WHAT NEEDS TO BE DONE
Here are some records. Copy each one exactly.

MATERIAL FOR THE TASK
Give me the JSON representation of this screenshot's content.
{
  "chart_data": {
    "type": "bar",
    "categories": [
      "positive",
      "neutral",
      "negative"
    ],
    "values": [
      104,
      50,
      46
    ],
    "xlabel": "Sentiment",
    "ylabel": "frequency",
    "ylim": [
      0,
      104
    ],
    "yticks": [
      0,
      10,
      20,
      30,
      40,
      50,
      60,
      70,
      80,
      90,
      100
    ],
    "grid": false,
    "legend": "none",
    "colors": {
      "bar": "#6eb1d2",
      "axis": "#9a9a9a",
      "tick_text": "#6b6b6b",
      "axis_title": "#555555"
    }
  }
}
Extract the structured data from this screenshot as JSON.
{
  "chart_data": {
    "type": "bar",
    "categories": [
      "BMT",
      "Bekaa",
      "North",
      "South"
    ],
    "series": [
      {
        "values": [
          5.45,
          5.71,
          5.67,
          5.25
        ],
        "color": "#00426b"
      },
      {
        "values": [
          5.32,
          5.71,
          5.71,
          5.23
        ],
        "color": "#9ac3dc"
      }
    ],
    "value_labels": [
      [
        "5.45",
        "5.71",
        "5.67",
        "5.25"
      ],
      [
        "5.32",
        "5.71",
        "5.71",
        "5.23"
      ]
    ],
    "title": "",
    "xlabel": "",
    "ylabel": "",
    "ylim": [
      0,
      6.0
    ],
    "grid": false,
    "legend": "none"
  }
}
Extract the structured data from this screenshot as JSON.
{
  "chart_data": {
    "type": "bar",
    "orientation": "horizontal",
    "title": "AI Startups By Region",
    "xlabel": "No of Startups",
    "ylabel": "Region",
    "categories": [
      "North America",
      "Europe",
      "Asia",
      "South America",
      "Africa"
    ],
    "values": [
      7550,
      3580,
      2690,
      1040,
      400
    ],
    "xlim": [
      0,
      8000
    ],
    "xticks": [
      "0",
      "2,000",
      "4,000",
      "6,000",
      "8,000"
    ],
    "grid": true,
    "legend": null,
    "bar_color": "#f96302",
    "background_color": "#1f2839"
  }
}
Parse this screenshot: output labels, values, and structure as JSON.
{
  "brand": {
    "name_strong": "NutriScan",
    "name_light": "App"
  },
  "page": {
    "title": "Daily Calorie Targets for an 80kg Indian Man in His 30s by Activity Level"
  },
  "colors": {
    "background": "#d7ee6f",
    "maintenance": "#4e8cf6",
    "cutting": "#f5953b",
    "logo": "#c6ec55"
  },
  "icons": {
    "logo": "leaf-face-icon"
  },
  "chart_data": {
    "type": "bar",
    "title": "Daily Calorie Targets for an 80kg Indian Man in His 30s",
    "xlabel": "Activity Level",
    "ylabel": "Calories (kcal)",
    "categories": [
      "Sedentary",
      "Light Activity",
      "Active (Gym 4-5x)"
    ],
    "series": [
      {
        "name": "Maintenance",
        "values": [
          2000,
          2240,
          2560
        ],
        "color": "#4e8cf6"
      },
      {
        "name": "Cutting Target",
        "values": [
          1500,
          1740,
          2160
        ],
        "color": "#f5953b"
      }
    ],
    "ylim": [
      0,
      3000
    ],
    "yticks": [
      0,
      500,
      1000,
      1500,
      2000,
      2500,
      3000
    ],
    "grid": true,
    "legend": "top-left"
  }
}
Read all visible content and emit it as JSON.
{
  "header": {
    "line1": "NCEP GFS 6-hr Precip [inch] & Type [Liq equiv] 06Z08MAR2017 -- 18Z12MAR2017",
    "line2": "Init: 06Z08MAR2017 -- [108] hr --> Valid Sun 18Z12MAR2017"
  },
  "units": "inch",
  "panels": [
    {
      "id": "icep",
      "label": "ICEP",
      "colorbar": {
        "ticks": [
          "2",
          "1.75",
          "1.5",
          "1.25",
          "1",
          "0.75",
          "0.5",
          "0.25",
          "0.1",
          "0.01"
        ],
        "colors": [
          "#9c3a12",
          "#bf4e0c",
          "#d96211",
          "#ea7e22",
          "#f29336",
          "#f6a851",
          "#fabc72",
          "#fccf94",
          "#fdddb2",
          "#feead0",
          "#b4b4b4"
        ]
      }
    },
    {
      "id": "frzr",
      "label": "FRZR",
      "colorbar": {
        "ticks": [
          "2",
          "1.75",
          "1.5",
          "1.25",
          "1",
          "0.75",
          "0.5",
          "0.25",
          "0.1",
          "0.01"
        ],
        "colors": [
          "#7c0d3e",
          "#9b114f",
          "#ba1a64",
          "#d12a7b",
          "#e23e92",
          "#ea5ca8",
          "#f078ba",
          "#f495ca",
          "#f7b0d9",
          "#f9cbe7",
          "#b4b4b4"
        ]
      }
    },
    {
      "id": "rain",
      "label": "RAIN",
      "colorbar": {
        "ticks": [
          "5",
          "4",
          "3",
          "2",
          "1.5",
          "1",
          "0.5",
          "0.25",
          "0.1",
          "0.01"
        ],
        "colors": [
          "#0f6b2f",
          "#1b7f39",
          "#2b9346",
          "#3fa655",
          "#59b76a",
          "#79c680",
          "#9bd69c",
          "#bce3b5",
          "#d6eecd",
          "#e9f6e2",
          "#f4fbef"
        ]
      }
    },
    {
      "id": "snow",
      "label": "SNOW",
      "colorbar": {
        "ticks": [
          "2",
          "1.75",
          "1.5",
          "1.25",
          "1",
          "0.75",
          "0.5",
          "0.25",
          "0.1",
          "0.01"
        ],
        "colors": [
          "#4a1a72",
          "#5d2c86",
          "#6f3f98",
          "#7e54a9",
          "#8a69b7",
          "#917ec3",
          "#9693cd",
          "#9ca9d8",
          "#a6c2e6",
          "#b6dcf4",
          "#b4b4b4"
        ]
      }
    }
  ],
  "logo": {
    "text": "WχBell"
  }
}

SOLUTION
Give me the JSON representation of this screenshot's content.
{
  "chart_data": {
    "type": "bar",
    "categories": [
      "positive",
      "neutral",
      "negative"
    ],
    "values": [
      104,
      50,
      46
    ],
    "xlabel": "Sentiment",
    "ylabel": "frequency",
    "ylim": [
      0,
      104
    ],
    "yticks": [
      0,
      10,
      20,
      30,
      40,
      50,
      60,
      70,
      80,
      90,
      100
    ],
    "grid": false,
    "legend": "none",
    "colors": {
      "bar": "#6eb1d2",
      "axis": "#9a9a9a",
      "tick_text": "#6b6b6b",
      "axis_title": "#555555"
    }
  }
}
Extract the structured data from this screenshot as JSON.
{
  "chart_data": {
    "type": "bar",
    "categories": [
      "BMT",
      "Bekaa",
      "North",
      "South"
    ],
    "series": [
      {
        "values": [
          5.45,
          5.71,
          5.67,
          5.25
        ],
        "color": "#00426b"
      },
      {
        "values": [
          5.32,
          5.71,
          5.71,
          5.23
        ],
        "color": "#9ac3dc"
      }
    ],
    "value_labels": [
      [
        "5.45",
        "5.71",
        "5.67",
        "5.25"
      ],
      [
        "5.32",
        "5.71",
        "5.71",
        "5.23"
      ]
    ],
    "title": "",
    "xlabel": "",
    "ylabel": "",
    "ylim": [
      0,
      6.0
    ],
    "grid": false,
    "legend": "none"
  }
}
Extract the structured data from this screenshot as JSON.
{
  "chart_data": {
    "type": "bar",
    "orientation": "horizontal",
    "title": "AI Startups By Region",
    "xlabel": "No of Startups",
    "ylabel": "Region",
    "categories": [
      "North America",
      "Europe",
      "Asia",
      "South America",
      "Africa"
    ],
    "values": [
      7550,
      3580,
      2690,
      1040,
      400
    ],
    "xlim": [
      0,
      8000
    ],
    "xticks": [
      "0",
      "2,000",
      "4,000",
      "6,000",
      "8,000"
    ],
    "grid": true,
    "legend": null,
    "bar_color": "#f96302",
    "background_color": "#1f2839"
  }
}
Parse this screenshot: output labels, values, and structure as JSON.
{
  "brand": {
    "name_strong": "NutriScan",
    "name_light": "App"
  },
  "page": {
    "title": "Daily Calorie Targets for an 80kg Indian Man in His 30s by Activity Level"
  },
  "colors": {
    "background": "#d7ee6f",
    "maintenance": "#4e8cf6",
    "cutting": "#f5953b",
    "logo": "#c6ec55"
  },
  "icons": {
    "logo": "leaf-face-icon"
  },
  "chart_data": {
    "type": "bar",
    "title": "Daily Calorie Targets for an 80kg Indian Man in His 30s",
    "xlabel": "Activity Level",
    "ylabel": "Calories (kcal)",
    "categories": [
      "Sedentary",
      "Light Activity",
      "Active (Gym 4-5x)"
    ],
    "series": [
      {
        "name": "Maintenance",
        "values": [
          2000,
          2240,
          2560
        ],
        "color": "#4e8cf6"
      },
      {
        "name": "Cutting Target",
        "values": [
          1500,
          1740,
          2160
        ],
        "color": "#f5953b"
      }
    ],
    "ylim": [
      0,
      3000
    ],
    "yticks": [
      0,
      500,
      1000,
      1500,
      2000,
      2500,
      3000
    ],
    "grid": true,
    "legend": "top-left"
  }
}
Read all visible content and emit it as JSON.
{
  "header": {
    "line1": "NCEP GFS 6-hr Precip [inch] & Type [Liq equiv] 06Z08MAR2017 -- 18Z12MAR2017",
    "line2": "Init: 06Z08MAR2017 -- [108] hr --> Valid Sun 18Z12MAR2017"
  },
  "units": "inch",
  "panels": [
    {
      "id": "icep",
      "label": "ICEP",
      "colorbar": {
        "ticks": [
          "2",
          "1.75",
          "1.5",
          "1.25",
          "1",
          "0.75",
          "0.5",
          "0.25",
          "0.1",
          "0.01"
        ],
        "colors": [
          "#9c3a12",
          "#bf4e0c",
          "#d96211",
          "#ea7e22",
          "#f29336",
          "#f6a851",
          "#fabc72",
          "#fccf94",
          "#fdddb2",
          "#feead0",
          "#b4b4b4"
        ]
      }
    },
    {
      "id": "frzr",
      "label": "FRZR",
      "colorbar": {
        "ticks": [
          "2",
          "1.75",
          "1.5",
          "1.25",
          "1",
          "0.75",
          "0.5",
          "0.25",
          "0.1",
          "0.01"
        ],
        "colors": [
          "#7c0d3e",
          "#9b114f",
          "#ba1a64",
          "#d12a7b",
          "#e23e92",
          "#ea5ca8",
          "#f078ba",
          "#f495ca",
          "#f7b0d9",
          "#f9cbe7",
          "#b4b4b4"
        ]
      }
    },
    {
      "id": "rain",
      "label": "RAIN",
      "colorbar": {
        "ticks": [
          "5",
          "4",
          "3",
          "2",
          "1.5",
          "1",
          "0.5",
          "0.25",
          "0.1",
          "0.01"
        ],
        "colors": [
          "#0f6b2f",
          "#1b7f39",
          "#2b9346",
          "#3fa655",
          "#59b76a",
          "#79c680",
          "#9bd69c",
          "#bce3b5",
          "#d6eecd",
          "#e9f6e2",
          "#f4fbef"
        ]
      }
    },
    {
      "id": "snow",
      "label": "SNOW",
      "colorbar": {
        "ticks": [
          "2",
          "1.75",
          "1.5",
          "1.25",
          "1",
          "0.75",
          "0.5",
          "0.25",
          "0.1",
          "0.01"
        ],
        "colors": [
          "#4a1a72",
          "#5d2c86",
          "#6f3f98",
          "#7e54a9",
          "#8a69b7",
          "#917ec3",
          "#9693cd",
          "#9ca9d8",
          "#a6c2e6",
          "#b6dcf4",
          "#b4b4b4"
        ]
      }
    }
  ],
  "logo": {
    "text": "WχBell"
  }
}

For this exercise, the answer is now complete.